What to produce:
What follows is a block of records; reproduce all of it verbatim.

[Recorded data]
★ ★ ★ ★
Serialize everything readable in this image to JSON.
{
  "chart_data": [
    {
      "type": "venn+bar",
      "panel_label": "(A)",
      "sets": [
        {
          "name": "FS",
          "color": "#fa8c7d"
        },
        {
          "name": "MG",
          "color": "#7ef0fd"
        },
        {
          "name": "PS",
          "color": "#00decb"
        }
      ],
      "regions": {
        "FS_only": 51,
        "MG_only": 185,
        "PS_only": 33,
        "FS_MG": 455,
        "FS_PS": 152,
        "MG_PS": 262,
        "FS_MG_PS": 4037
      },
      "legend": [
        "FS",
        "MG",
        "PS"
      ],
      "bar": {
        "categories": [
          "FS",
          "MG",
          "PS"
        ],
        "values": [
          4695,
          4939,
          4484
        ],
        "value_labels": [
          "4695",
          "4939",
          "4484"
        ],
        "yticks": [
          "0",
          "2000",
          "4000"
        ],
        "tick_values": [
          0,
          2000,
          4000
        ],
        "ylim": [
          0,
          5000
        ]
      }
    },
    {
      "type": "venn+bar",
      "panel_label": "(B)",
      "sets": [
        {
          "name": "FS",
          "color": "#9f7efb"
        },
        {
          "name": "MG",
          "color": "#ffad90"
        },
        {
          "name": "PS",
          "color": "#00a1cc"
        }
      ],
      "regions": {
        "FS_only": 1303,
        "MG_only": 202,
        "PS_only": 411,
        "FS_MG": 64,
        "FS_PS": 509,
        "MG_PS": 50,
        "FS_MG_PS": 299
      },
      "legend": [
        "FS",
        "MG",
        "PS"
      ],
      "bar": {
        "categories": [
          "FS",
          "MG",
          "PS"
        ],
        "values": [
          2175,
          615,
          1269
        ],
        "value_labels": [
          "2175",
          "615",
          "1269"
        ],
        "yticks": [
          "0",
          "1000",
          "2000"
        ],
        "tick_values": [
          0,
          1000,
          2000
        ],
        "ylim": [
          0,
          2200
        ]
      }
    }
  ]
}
★ ★ ★ ★
Reply:
Serialize everything readable in this image to JSON.
{
  "chart_data": [
    {
      "type": "venn+bar",
      "panel_label": "(A)",
      "sets": [
        {
          "name": "FS",
          "color": "#fa8c7d"
        },
        {
          "name": "MG",
          "color": "#7ef0fd"
        },
        {
          "name": "PS",
          "color": "#00decb"
        }
      ],
      "regions": {
        "FS_only": 51,
        "MG_only": 185,
        "PS_only": 33,
        "FS_MG": 455,
        "FS_PS": 152,
        "MG_PS": 262,
        "FS_MG_PS": 4037
      },
      "legend": [
        "FS",
        "MG",
        "PS"
      ],
      "bar": {
        "categories": [
          "FS",
          "MG",
          "PS"
        ],
        "values": [
          4695,
          4939,
          4484
        ],
        "value_labels": [
          "4695",
          "4939",
          "4484"
        ],
        "yticks": [
          "0",
          "2000",
          "4000"
        ],
        "tick_values": [
          0,
          2000,
          4000
        ],
        "ylim": [
          0,
          5000
        ]
      }
    },
    {
      "type": "venn+bar",
      "panel_label": "(B)",
      "sets": [
        {
          "name": "FS",
          "color": "#9f7efb"
        },
        {
          "name": "MG",
          "color": "#ffad90"
        },
        {
          "name": "PS",
          "color": "#00a1cc"
        }
      ],
      "regions": {
        "FS_only": 1303,
        "MG_only": 202,
        "PS_only": 411,
        "FS_MG": 64,
        "FS_PS": 509,
        "MG_PS": 50,
        "FS_MG_PS": 299
      },
      "legend": [
        "FS",
        "MG",
        "PS"
      ],
      "bar": {
        "categories": [
          "FS",
          "MG",
          "PS"
        ],
        "values": [
          2175,
          615,
          1269
        ],
        "value_labels": [
          "2175",
          "615",
          "1269"
        ],
        "yticks": [
          "0",
          "1000",
          "2000"
        ],
        "tick_values": [
          0,
          1000,
          2000
        ],
        "ylim": [
          0,
          2200
        ]
      }
    }
  ]
}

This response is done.